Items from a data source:
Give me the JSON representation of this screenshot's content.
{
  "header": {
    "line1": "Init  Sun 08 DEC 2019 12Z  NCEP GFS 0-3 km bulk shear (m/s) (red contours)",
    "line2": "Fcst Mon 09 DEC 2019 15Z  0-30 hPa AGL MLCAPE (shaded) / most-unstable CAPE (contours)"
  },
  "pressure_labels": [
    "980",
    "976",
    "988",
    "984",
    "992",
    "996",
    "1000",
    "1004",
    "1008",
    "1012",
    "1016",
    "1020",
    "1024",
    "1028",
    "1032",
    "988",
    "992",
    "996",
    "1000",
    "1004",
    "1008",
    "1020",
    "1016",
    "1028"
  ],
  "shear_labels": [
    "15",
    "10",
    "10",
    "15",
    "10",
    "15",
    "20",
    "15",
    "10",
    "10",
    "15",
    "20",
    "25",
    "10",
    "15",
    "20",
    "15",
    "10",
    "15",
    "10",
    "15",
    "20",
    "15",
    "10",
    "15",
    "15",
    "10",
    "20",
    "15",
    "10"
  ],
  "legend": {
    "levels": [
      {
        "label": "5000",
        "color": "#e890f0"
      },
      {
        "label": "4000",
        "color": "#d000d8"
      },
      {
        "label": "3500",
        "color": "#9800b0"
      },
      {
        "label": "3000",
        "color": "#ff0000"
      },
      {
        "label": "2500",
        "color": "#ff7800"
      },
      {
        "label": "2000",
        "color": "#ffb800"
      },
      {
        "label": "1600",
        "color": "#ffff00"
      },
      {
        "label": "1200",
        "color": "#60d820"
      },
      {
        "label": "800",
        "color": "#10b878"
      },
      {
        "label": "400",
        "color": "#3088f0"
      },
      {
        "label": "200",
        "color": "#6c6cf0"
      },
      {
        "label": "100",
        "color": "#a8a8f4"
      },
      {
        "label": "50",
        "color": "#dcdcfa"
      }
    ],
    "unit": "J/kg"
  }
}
...
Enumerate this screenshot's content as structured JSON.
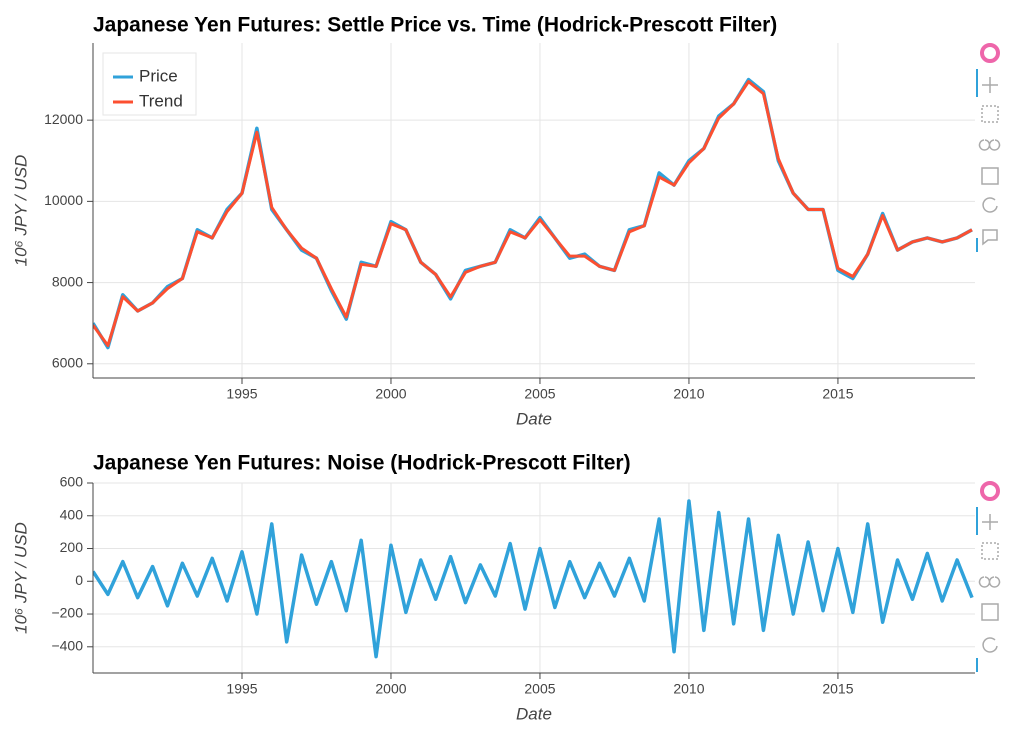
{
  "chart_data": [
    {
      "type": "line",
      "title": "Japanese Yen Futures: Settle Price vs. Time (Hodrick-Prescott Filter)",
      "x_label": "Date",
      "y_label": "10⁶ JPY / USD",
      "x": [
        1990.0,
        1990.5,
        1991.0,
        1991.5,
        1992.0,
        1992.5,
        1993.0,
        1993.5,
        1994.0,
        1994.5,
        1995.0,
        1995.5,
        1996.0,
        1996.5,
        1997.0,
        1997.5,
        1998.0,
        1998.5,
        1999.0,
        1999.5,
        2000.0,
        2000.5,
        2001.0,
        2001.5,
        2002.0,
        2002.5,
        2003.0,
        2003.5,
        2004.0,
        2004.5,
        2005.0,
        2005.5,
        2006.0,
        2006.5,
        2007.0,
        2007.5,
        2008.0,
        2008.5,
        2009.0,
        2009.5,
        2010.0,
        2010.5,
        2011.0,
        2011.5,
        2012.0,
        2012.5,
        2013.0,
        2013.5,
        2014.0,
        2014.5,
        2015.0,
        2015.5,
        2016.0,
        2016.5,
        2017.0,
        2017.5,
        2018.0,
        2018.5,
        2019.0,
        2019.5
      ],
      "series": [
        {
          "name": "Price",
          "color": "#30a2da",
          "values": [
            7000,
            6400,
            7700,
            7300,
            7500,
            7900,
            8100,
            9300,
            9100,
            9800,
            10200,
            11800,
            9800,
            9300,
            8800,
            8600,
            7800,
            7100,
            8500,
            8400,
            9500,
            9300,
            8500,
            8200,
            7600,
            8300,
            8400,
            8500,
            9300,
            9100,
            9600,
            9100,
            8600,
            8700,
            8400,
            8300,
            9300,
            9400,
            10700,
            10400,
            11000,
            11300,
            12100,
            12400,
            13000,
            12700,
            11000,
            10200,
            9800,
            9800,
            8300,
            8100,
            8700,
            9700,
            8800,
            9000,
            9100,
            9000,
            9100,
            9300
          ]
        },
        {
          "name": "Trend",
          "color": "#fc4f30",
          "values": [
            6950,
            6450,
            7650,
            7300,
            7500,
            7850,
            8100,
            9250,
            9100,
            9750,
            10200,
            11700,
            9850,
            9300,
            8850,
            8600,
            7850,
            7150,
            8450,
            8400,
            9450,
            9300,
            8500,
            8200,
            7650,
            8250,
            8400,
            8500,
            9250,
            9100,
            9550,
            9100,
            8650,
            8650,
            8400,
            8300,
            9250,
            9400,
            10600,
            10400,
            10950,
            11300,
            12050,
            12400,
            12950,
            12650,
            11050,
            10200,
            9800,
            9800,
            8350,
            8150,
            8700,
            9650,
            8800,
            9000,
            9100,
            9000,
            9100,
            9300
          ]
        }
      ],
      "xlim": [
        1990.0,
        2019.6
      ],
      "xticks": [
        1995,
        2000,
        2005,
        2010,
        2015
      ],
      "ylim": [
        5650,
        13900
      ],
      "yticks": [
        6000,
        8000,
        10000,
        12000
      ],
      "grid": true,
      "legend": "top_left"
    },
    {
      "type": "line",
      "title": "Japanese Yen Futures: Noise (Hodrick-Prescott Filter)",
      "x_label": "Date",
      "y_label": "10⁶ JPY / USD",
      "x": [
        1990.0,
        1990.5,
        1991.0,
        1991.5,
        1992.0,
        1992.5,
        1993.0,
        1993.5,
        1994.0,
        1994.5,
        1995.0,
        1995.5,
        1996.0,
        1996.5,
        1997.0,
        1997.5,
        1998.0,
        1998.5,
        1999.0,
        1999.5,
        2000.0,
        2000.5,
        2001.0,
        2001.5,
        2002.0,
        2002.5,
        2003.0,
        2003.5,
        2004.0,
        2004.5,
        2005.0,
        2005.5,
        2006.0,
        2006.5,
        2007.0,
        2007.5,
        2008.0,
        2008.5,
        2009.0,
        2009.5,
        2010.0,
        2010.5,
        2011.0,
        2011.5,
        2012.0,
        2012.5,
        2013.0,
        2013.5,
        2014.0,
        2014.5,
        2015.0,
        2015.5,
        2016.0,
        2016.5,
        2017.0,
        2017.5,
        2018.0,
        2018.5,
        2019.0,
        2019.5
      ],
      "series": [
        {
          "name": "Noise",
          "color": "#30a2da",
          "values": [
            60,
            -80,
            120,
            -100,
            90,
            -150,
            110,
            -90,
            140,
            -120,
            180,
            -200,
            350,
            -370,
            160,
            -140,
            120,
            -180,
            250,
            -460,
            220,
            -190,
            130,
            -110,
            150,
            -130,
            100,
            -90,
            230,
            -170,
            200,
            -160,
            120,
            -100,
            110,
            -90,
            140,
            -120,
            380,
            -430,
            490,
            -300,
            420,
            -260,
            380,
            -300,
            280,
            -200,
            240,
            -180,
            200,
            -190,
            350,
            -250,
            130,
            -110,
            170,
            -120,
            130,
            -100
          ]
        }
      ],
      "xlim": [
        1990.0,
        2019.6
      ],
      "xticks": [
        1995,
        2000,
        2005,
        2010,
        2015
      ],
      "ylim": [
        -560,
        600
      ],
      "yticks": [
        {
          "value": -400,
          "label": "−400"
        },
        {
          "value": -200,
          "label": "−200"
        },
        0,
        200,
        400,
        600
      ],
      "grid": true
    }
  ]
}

Work required -
Go through the data above and find the lines with the word "content". Copy each of those lines.

Response below -
Give me the JSON representation of this screenshot's content.
Enumerate this screenshot's content as structured JSON.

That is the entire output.